§ Task to complete
Note how many lines in the entries contain the string "this", then give that number and nothing else.

§ Dataset excerpts
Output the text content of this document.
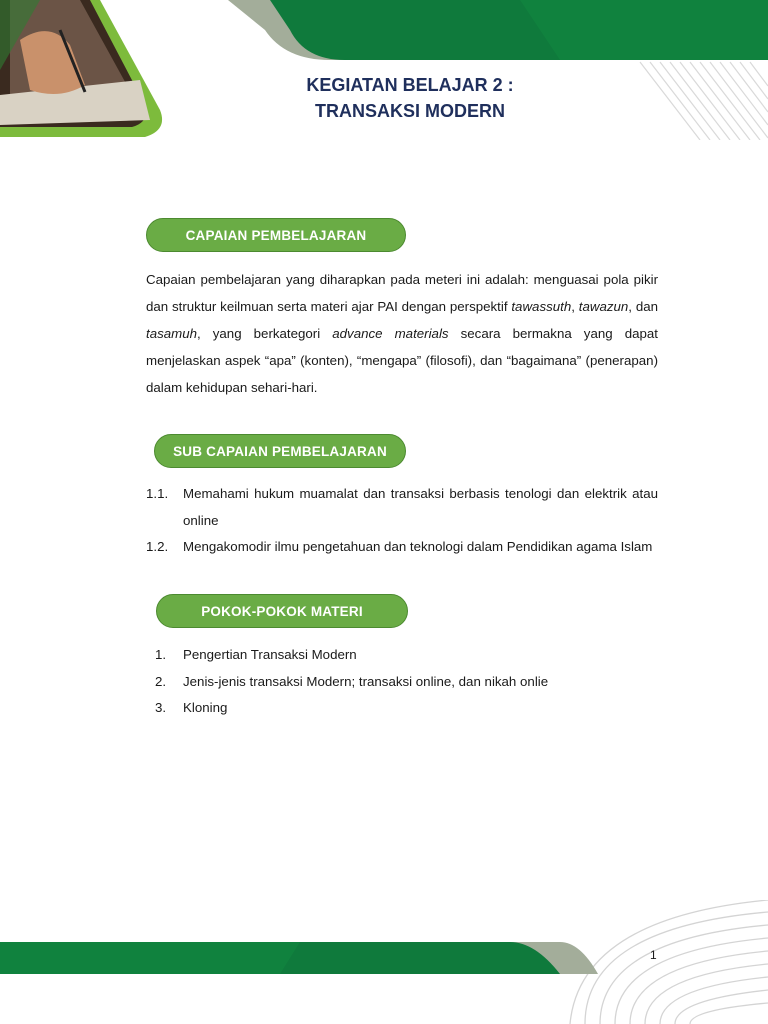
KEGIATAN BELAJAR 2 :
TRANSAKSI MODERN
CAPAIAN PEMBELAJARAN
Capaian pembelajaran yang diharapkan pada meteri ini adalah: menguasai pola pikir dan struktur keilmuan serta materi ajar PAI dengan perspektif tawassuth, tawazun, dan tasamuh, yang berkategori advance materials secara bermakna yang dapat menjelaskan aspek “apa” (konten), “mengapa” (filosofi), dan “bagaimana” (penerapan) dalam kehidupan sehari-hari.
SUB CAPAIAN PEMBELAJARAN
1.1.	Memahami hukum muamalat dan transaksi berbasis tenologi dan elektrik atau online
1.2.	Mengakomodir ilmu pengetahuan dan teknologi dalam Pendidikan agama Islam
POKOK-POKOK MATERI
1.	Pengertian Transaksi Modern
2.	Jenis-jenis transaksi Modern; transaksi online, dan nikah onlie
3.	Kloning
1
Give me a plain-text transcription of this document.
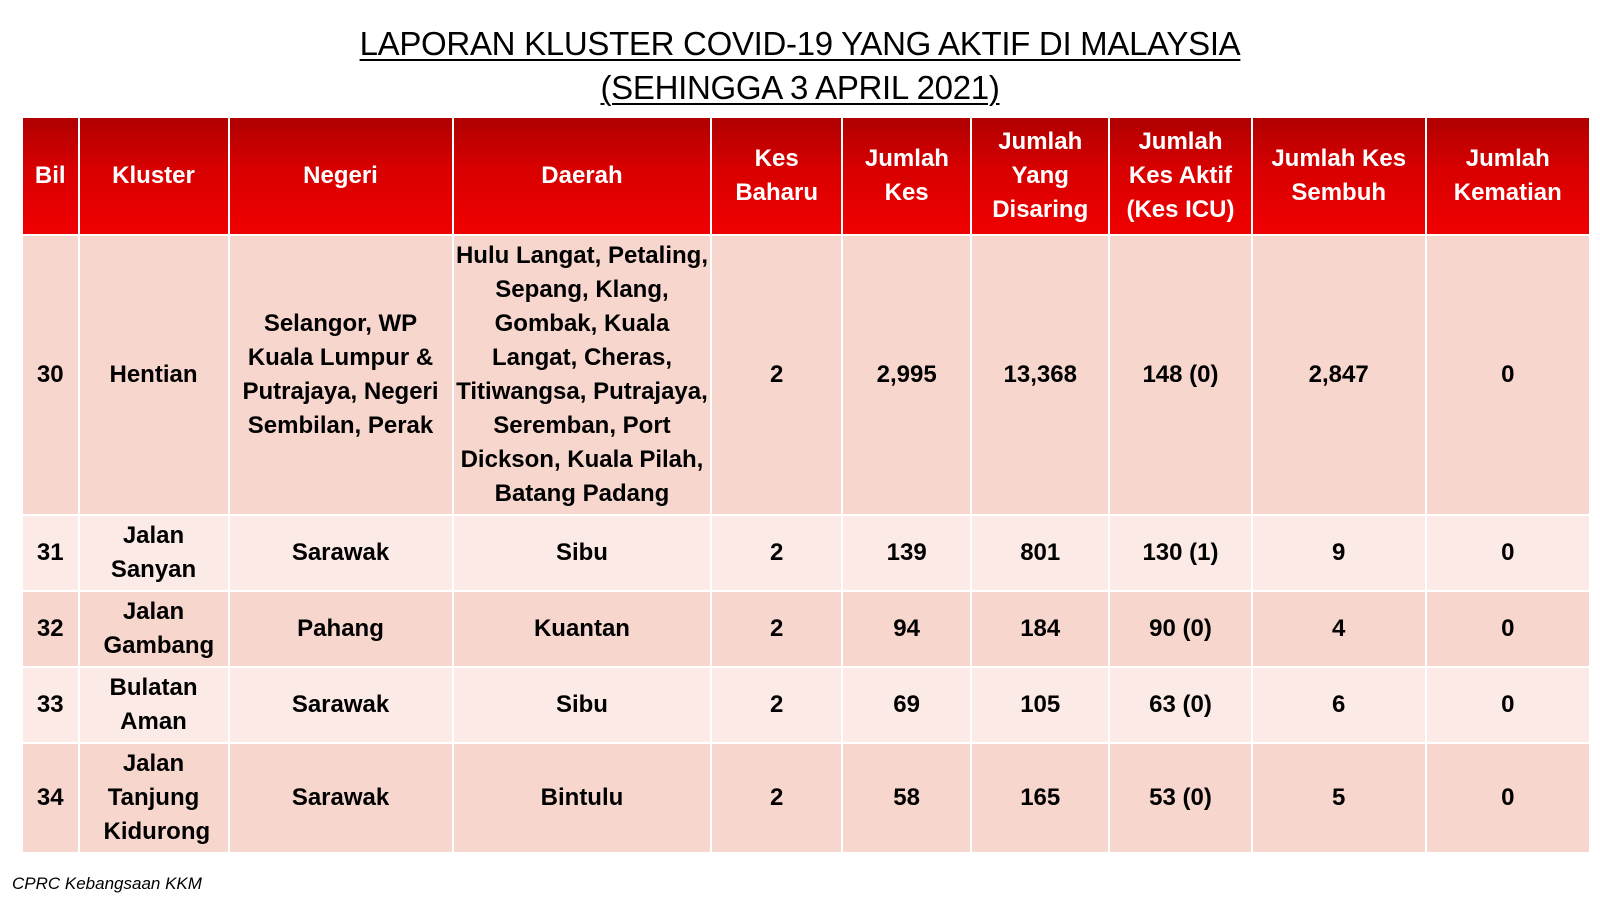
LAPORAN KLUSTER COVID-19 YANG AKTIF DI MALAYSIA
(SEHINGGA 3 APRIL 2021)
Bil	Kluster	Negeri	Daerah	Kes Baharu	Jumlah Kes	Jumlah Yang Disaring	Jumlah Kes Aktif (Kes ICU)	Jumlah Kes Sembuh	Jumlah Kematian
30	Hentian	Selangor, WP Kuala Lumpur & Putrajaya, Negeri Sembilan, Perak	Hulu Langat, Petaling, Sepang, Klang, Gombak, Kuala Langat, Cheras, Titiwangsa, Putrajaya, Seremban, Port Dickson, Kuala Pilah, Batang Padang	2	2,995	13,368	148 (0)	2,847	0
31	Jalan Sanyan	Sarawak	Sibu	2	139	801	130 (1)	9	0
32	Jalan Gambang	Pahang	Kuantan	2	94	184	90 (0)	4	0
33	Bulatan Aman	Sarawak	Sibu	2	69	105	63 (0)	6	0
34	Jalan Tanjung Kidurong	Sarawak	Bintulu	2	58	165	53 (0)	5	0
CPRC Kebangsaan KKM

§ Output
2